═══ Records shown
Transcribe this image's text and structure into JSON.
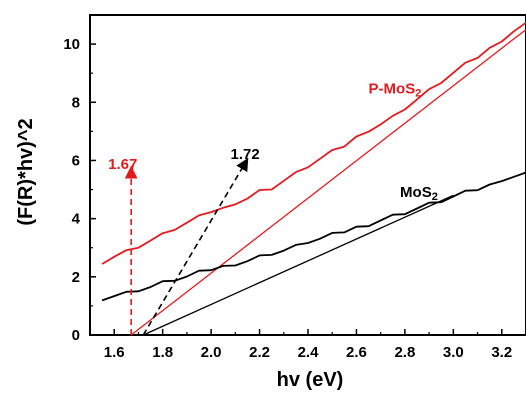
{
  "chart_data": {
    "type": "line",
    "xlabel": "hv (eV)",
    "ylabel": "(F(R)*hv)^2",
    "xlim": [
      1.5,
      3.3
    ],
    "ylim": [
      0,
      11
    ],
    "xticks": [
      "1.6",
      "1.8",
      "2.0",
      "2.2",
      "2.4",
      "2.6",
      "2.8",
      "3.0",
      "3.2"
    ],
    "yticks": [
      "0",
      "2",
      "4",
      "6",
      "8",
      "10"
    ],
    "grid": false,
    "legend": "none",
    "series": [
      {
        "name": "P-MoS2",
        "color": "#e41a1c",
        "x": [
          1.55,
          1.6,
          1.65,
          1.7,
          1.75,
          1.8,
          1.85,
          1.9,
          1.95,
          2.0,
          2.05,
          2.1,
          2.15,
          2.2,
          2.25,
          2.3,
          2.35,
          2.4,
          2.45,
          2.5,
          2.55,
          2.6,
          2.65,
          2.7,
          2.75,
          2.8,
          2.85,
          2.9,
          2.95,
          3.0,
          3.05,
          3.1,
          3.15,
          3.2,
          3.25,
          3.3
        ],
        "y": [
          2.5,
          2.7,
          2.88,
          3.05,
          3.25,
          3.45,
          3.65,
          3.85,
          4.05,
          4.25,
          4.35,
          4.55,
          4.7,
          4.95,
          5.05,
          5.3,
          5.55,
          5.8,
          6.05,
          6.3,
          6.5,
          6.8,
          7.05,
          7.25,
          7.5,
          7.8,
          8.1,
          8.4,
          8.7,
          9.0,
          9.3,
          9.55,
          9.85,
          10.15,
          10.45,
          10.7
        ]
      },
      {
        "name": "MoS2",
        "color": "#000000",
        "x": [
          1.55,
          1.6,
          1.65,
          1.7,
          1.75,
          1.8,
          1.85,
          1.9,
          1.95,
          2.0,
          2.05,
          2.1,
          2.15,
          2.2,
          2.25,
          2.3,
          2.35,
          2.4,
          2.45,
          2.5,
          2.55,
          2.6,
          2.65,
          2.7,
          2.75,
          2.8,
          2.85,
          2.9,
          2.95,
          3.0,
          3.05,
          3.1,
          3.15,
          3.2,
          3.25,
          3.3
        ],
        "y": [
          1.25,
          1.35,
          1.45,
          1.55,
          1.65,
          1.8,
          1.9,
          2.0,
          2.15,
          2.25,
          2.35,
          2.45,
          2.55,
          2.7,
          2.8,
          2.9,
          3.05,
          3.2,
          3.3,
          3.45,
          3.55,
          3.7,
          3.8,
          3.95,
          4.1,
          4.2,
          4.35,
          4.5,
          4.6,
          4.75,
          4.9,
          5.0,
          5.15,
          5.35,
          5.45,
          5.55
        ]
      }
    ],
    "fit_lines": [
      {
        "series": "P-MoS2",
        "color": "#e41a1c",
        "x": [
          1.67,
          3.3
        ],
        "y": [
          0,
          10.5
        ]
      },
      {
        "series": "MoS2",
        "color": "#000000",
        "x": [
          1.72,
          3.0
        ],
        "y": [
          0,
          4.8
        ]
      }
    ],
    "annotations": [
      {
        "text": "P-MoS",
        "subscript": "2",
        "color": "#e41a1c",
        "x": 2.65,
        "y": 8.3
      },
      {
        "text": "MoS",
        "subscript": "2",
        "color": "#000000",
        "x": 2.78,
        "y": 4.75
      },
      {
        "text": "1.67",
        "subscript": "",
        "color": "#e41a1c",
        "x": 1.575,
        "y": 5.7
      },
      {
        "text": "1.72",
        "subscript": "",
        "color": "#000000",
        "x": 2.08,
        "y": 6.05
      }
    ],
    "arrows": [
      {
        "color": "#e41a1c",
        "style": "dashed",
        "x": [
          1.67,
          1.67
        ],
        "y": [
          0,
          5.6
        ]
      },
      {
        "color": "#000000",
        "style": "dashed",
        "x": [
          1.72,
          2.14
        ],
        "y": [
          0,
          5.9
        ]
      }
    ]
  }
}
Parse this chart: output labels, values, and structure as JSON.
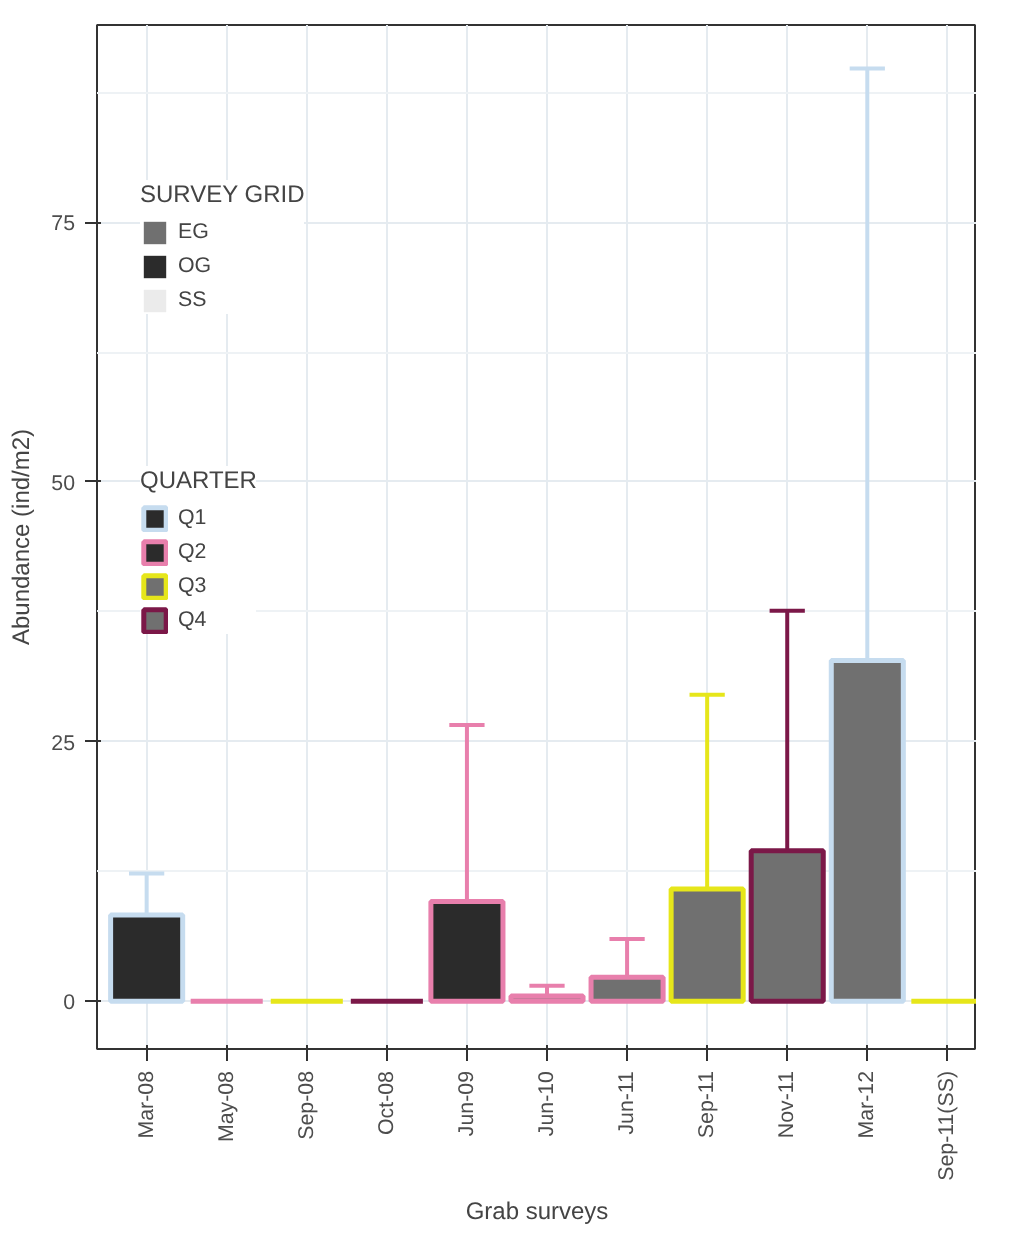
{
  "chart_data": {
    "type": "bar",
    "xlabel": "Grab surveys",
    "ylabel": "Abundance (ind/m2)",
    "categories": [
      "Mar-08",
      "May-08",
      "Sep-08",
      "Oct-08",
      "Jun-09",
      "Jun-10",
      "Jun-11",
      "Sep-11",
      "Nov-11",
      "Mar-12",
      "Sep-11(SS)"
    ],
    "legend_title": [
      "SURVEY GRID",
      "QUARTER"
    ],
    "series": [
      {
        "name": "EG",
        "color": "#707070",
        "values": [
          null,
          null,
          null,
          null,
          null,
          null,
          null,
          null,
          null,
          null,
          null
        ]
      },
      {
        "name": "OG",
        "color": "#2b2b2b",
        "values": [
          null,
          null,
          null,
          null,
          null,
          null,
          null,
          null,
          null,
          null,
          null
        ]
      },
      {
        "name": "SS",
        "color": "#ebebeb",
        "values": [
          null,
          null,
          null,
          null,
          null,
          null,
          null,
          null,
          null,
          null,
          null
        ]
      },
      {
        "name": "Q1",
        "color": "#c6dcef",
        "values": [
          8.3,
          null,
          null,
          null,
          null,
          null,
          null,
          null,
          null,
          32.8,
          null
        ],
        "errors": [
          [
            8.3,
            12.3
          ],
          null,
          null,
          null,
          null,
          null,
          null,
          null,
          null,
          [
            32.8,
            89.8
          ],
          null
        ],
        "colors": [
          "#2b2b2b",
          null,
          null,
          null,
          null,
          null,
          null,
          null,
          null,
          "#707070",
          null
        ]
      },
      {
        "name": "Q2",
        "color": "#e87fac",
        "values": [
          null,
          0,
          null,
          null,
          9.6,
          0.5,
          2.3,
          null,
          null,
          null,
          null
        ],
        "errors": [
          null,
          null,
          null,
          null,
          [
            9.6,
            26.6
          ],
          [
            0.5,
            1.5
          ],
          [
            2.3,
            6.0
          ],
          null,
          null,
          null,
          null
        ],
        "colors": [
          null,
          null,
          null,
          null,
          "#2b2b2b",
          "#707070",
          "#707070",
          null,
          null,
          null,
          null
        ]
      },
      {
        "name": "Q3",
        "color": "#e6e61a",
        "values": [
          null,
          null,
          0,
          null,
          null,
          null,
          null,
          10.8,
          null,
          null,
          0
        ],
        "errors": [
          null,
          null,
          null,
          null,
          null,
          null,
          null,
          [
            10.8,
            29.5
          ],
          null,
          null,
          null
        ],
        "colors": [
          null,
          null,
          null,
          null,
          null,
          null,
          null,
          "#707070",
          null,
          null,
          null
        ]
      },
      {
        "name": "Q4",
        "color": "#7b1848",
        "values": [
          null,
          null,
          null,
          0,
          null,
          null,
          null,
          null,
          14.5,
          null,
          null
        ],
        "errors": [
          null,
          null,
          null,
          null,
          null,
          null,
          null,
          null,
          [
            14.5,
            37.6
          ],
          null,
          null
        ],
        "colors": [
          null,
          null,
          null,
          null,
          null,
          null,
          null,
          null,
          "#707070",
          null,
          null
        ]
      }
    ],
    "ylim": [
      -4.6,
      94
    ],
    "yticks": [
      0,
      25,
      50,
      75
    ],
    "grid": true,
    "legend": "top left"
  }
}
══════
Within the records, how many lines include "series"? The answer is the number and nothing else.

4